> [SHORT EXERCISE] Separate out the lines that hold "населения".

===

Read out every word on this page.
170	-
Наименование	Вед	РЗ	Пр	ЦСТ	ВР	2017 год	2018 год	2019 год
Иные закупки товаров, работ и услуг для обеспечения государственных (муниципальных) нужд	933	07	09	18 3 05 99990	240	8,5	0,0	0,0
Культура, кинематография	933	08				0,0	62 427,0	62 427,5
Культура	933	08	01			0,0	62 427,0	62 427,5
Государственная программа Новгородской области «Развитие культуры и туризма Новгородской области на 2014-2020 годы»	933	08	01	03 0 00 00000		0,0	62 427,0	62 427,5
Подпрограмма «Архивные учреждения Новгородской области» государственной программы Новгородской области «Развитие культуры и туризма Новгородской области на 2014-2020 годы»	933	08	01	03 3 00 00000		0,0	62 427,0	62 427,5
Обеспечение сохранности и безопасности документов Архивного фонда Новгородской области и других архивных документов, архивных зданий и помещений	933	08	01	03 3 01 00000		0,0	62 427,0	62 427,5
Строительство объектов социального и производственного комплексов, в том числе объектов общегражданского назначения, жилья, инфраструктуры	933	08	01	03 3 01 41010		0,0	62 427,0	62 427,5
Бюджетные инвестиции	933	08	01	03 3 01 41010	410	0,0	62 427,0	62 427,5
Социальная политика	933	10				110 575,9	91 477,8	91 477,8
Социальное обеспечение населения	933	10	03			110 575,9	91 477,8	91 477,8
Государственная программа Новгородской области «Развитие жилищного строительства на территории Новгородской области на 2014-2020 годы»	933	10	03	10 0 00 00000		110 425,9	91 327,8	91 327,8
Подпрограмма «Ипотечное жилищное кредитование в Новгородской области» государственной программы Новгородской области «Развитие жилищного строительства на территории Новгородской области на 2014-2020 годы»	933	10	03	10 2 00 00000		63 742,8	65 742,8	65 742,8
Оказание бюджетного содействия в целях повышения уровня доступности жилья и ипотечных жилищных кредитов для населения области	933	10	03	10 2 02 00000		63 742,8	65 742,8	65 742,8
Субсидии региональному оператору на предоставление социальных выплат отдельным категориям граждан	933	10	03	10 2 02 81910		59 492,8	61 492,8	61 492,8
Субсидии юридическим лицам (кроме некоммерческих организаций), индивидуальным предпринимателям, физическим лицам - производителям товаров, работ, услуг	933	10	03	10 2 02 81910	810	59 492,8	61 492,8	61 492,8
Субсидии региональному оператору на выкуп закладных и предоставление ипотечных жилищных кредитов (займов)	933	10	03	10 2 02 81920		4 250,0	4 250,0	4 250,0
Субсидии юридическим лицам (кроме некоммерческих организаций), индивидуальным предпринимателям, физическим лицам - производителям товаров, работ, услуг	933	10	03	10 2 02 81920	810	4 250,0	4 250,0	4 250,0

===

> [SOLUTION BELOW]
Социальное обеспечение населения	933	10	03			110 575,9	91 477,8	91 477,8
Оказание бюджетного содействия в целях повышения уровня доступности жилья и ипотечных жилищных кредитов для населения области	933	10	03	10 2 02 00000		63 742,8	65 742,8	65 742,8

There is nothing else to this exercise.